(Dataset rows about figures)
========

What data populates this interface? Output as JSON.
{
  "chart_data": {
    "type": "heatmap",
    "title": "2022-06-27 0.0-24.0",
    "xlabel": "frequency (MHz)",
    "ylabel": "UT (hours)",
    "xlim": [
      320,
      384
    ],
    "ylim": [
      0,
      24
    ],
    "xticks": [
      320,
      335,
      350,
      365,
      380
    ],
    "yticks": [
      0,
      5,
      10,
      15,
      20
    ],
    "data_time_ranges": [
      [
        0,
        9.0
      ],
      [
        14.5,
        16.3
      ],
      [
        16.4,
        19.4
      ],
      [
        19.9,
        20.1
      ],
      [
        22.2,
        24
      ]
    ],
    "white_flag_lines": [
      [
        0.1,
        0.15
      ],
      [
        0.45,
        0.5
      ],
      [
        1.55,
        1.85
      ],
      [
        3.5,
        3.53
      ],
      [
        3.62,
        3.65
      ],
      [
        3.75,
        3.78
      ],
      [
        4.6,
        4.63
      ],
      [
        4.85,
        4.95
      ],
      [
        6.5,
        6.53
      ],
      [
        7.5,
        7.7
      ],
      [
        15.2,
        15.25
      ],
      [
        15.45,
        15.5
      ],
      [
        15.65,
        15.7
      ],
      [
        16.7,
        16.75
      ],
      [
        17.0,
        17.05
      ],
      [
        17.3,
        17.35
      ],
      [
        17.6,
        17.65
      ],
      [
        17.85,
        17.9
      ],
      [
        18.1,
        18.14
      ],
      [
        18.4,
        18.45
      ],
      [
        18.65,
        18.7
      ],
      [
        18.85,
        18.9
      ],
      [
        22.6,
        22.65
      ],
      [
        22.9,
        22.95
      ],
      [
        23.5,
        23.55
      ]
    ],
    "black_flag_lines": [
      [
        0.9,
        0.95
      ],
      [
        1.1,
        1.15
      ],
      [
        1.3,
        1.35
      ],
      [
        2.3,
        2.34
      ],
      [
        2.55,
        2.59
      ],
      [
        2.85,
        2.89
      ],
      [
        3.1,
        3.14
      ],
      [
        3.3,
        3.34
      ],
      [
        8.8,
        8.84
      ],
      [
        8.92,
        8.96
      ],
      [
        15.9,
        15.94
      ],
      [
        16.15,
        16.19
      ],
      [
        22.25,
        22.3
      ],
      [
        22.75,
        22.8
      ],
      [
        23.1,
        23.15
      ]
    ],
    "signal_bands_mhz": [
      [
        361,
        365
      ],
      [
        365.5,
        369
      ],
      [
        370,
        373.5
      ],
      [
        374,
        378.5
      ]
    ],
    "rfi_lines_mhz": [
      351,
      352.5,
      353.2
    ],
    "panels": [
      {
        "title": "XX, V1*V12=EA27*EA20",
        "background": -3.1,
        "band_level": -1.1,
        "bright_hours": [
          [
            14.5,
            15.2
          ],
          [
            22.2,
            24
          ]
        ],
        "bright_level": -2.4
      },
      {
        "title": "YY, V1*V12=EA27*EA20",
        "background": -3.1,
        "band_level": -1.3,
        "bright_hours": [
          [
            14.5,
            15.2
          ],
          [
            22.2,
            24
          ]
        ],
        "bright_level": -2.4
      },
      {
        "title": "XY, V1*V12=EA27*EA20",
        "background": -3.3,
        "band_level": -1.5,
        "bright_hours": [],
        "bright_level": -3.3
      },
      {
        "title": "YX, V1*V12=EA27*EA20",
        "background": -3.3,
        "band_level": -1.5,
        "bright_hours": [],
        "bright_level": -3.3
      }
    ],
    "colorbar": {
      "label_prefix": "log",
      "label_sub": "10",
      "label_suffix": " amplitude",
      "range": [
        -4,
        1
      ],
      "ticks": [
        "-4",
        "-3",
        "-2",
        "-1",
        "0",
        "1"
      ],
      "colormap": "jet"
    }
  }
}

========

Quote each line of the listing above exactly.

WRITTEN REPLY —
What data populates this interface? Output as JSON.
{
  "chart_data": {
    "type": "heatmap",
    "title": "2022-06-27 0.0-24.0",
    "xlabel": "frequency (MHz)",
    "ylabel": "UT (hours)",
    "xlim": [
      320,
      384
    ],
    "ylim": [
      0,
      24
    ],
    "xticks": [
      320,
      335,
      350,
      365,
      380
    ],
    "yticks": [
      0,
      5,
      10,
      15,
      20
    ],
    "data_time_ranges": [
      [
        0,
        9.0
      ],
      [
        14.5,
        16.3
      ],
      [
        16.4,
        19.4
      ],
      [
        19.9,
        20.1
      ],
      [
        22.2,
        24
      ]
    ],
    "white_flag_lines": [
      [
        0.1,
        0.15
      ],
      [
        0.45,
        0.5
      ],
      [
        1.55,
        1.85
      ],
      [
        3.5,
        3.53
      ],
      [
        3.62,
        3.65
      ],
      [
        3.75,
        3.78
      ],
      [
        4.6,
        4.63
      ],
      [
        4.85,
        4.95
      ],
      [
        6.5,
        6.53
      ],
      [
        7.5,
        7.7
      ],
      [
        15.2,
        15.25
      ],
      [
        15.45,
        15.5
      ],
      [
        15.65,
        15.7
      ],
      [
        16.7,
        16.75
      ],
      [
        17.0,
        17.05
      ],
      [
        17.3,
        17.35
      ],
      [
        17.6,
        17.65
      ],
      [
        17.85,
        17.9
      ],
      [
        18.1,
        18.14
      ],
      [
        18.4,
        18.45
      ],
      [
        18.65,
        18.7
      ],
      [
        18.85,
        18.9
      ],
      [
        22.6,
        22.65
      ],
      [
        22.9,
        22.95
      ],
      [
        23.5,
        23.55
      ]
    ],
    "black_flag_lines": [
      [
        0.9,
        0.95
      ],
      [
        1.1,
        1.15
      ],
      [
        1.3,
        1.35
      ],
      [
        2.3,
        2.34
      ],
      [
        2.55,
        2.59
      ],
      [
        2.85,
        2.89
      ],
      [
        3.1,
        3.14
      ],
      [
        3.3,
        3.34
      ],
      [
        8.8,
        8.84
      ],
      [
        8.92,
        8.96
      ],
      [
        15.9,
        15.94
      ],
      [
        16.15,
        16.19
      ],
      [
        22.25,
        22.3
      ],
      [
        22.75,
        22.8
      ],
      [
        23.1,
        23.15
      ]
    ],
    "signal_bands_mhz": [
      [
        361,
        365
      ],
      [
        365.5,
        369
      ],
      [
        370,
        373.5
      ],
      [
        374,
        378.5
      ]
    ],
    "rfi_lines_mhz": [
      351,
      352.5,
      353.2
    ],
    "panels": [
      {
        "title": "XX, V1*V12=EA27*EA20",
        "background": -3.1,
        "band_level": -1.1,
        "bright_hours": [
          [
            14.5,
            15.2
          ],
          [
            22.2,
            24
          ]
        ],
        "bright_level": -2.4
      },
      {
        "title": "YY, V1*V12=EA27*EA20",
        "background": -3.1,
        "band_level": -1.3,
        "bright_hours": [
          [
            14.5,
            15.2
          ],
          [
            22.2,
            24
          ]
        ],
        "bright_level": -2.4
      },
      {
        "title": "XY, V1*V12=EA27*EA20",
        "background": -3.3,
        "band_level": -1.5,
        "bright_hours": [],
        "bright_level": -3.3
      },
      {
        "title": "YX, V1*V12=EA27*EA20",
        "background": -3.3,
        "band_level": -1.5,
        "bright_hours": [],
        "bright_level": -3.3
      }
    ],
    "colorbar": {
      "label_prefix": "log",
      "label_sub": "10",
      "label_suffix": " amplitude",
      "range": [
        -4,
        1
      ],
      "ticks": [
        "-4",
        "-3",
        "-2",
        "-1",
        "0",
        "1"
      ],
      "colormap": "jet"
    }
  }
}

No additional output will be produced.